> _Job_
Find and return each line containing "charges".

Collected data
<<<<

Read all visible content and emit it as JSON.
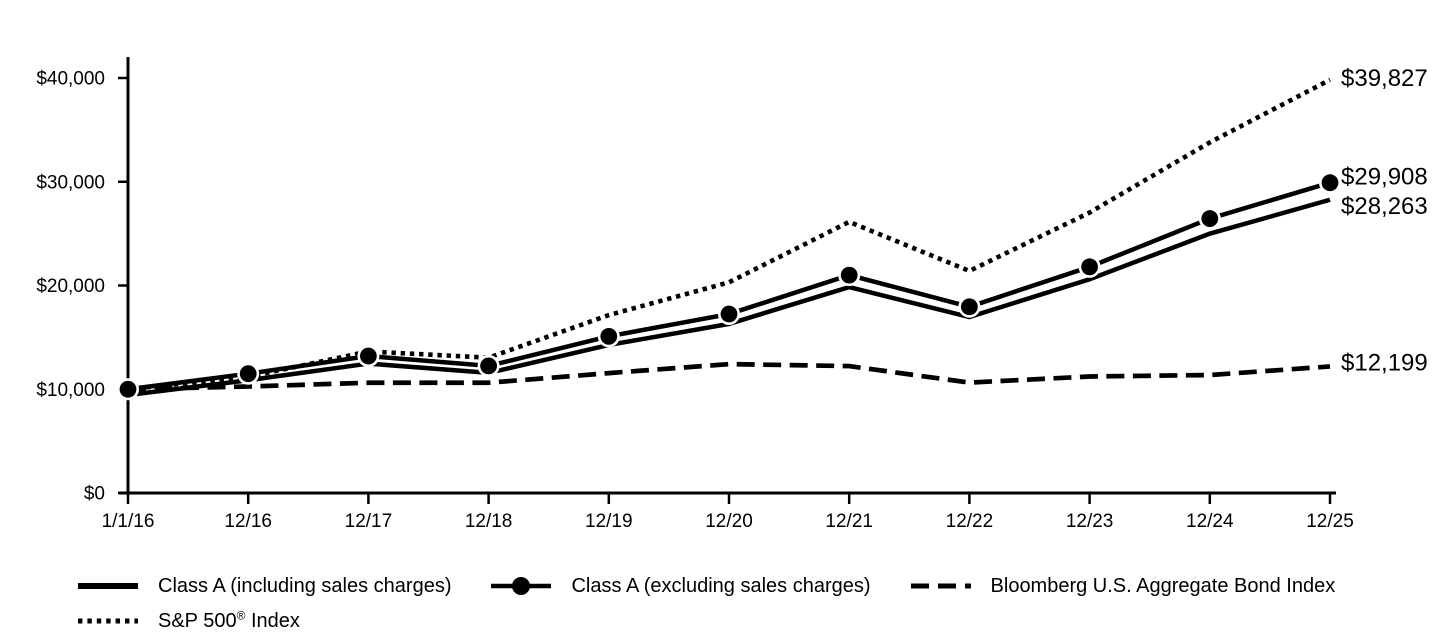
{
  "chart_data": {
    "type": "line",
    "title": "",
    "xlabel": "",
    "ylabel": "",
    "ylim": [
      0,
      40000
    ],
    "grid": false,
    "legend_position": "bottom-left",
    "y_ticks": [
      {
        "label": "$0",
        "value": 0
      },
      {
        "label": "$10,000",
        "value": 10000
      },
      {
        "label": "$20,000",
        "value": 20000
      },
      {
        "label": "$30,000",
        "value": 30000
      },
      {
        "label": "$40,000",
        "value": 40000
      }
    ],
    "categories": [
      "1/1/16",
      "12/16",
      "12/17",
      "12/18",
      "12/19",
      "12/20",
      "12/21",
      "12/22",
      "12/23",
      "12/24",
      "12/25"
    ],
    "series": [
      {
        "name": "Class A (including sales charges)",
        "style": "solid",
        "end_label": "$28,263",
        "end_value": 28263,
        "values": [
          9450,
          10867,
          12474,
          11576,
          14269,
          16301,
          19845,
          16963,
          20601,
          24995,
          28263
        ]
      },
      {
        "name": "Class A (excluding sales charges)",
        "style": "solid-marker",
        "end_label": "$29,908",
        "end_value": 29908,
        "values": [
          10000,
          11500,
          13200,
          12250,
          15100,
          17250,
          21000,
          17950,
          21800,
          26450,
          29908
        ]
      },
      {
        "name": "Bloomberg U.S. Aggregate Bond Index",
        "style": "dashed",
        "end_label": "$12,199",
        "end_value": 12199,
        "values": [
          10000,
          10265,
          10628,
          10629,
          11556,
          12424,
          12233,
          10641,
          11230,
          11370,
          12199
        ]
      },
      {
        "name": "S&P 500® Index",
        "style": "dotted",
        "end_label": "$39,827",
        "end_value": 39827,
        "values": [
          10000,
          11196,
          13640,
          13043,
          17150,
          20306,
          26136,
          21403,
          27030,
          33793,
          39827
        ]
      }
    ]
  },
  "colors": {
    "line": "#000000",
    "text": "#000000",
    "background": "#ffffff"
  }
}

>>>>

> _Task solution_
        "name": "Class A (including sales charges)",
        "name": "Class A (excluding sales charges)",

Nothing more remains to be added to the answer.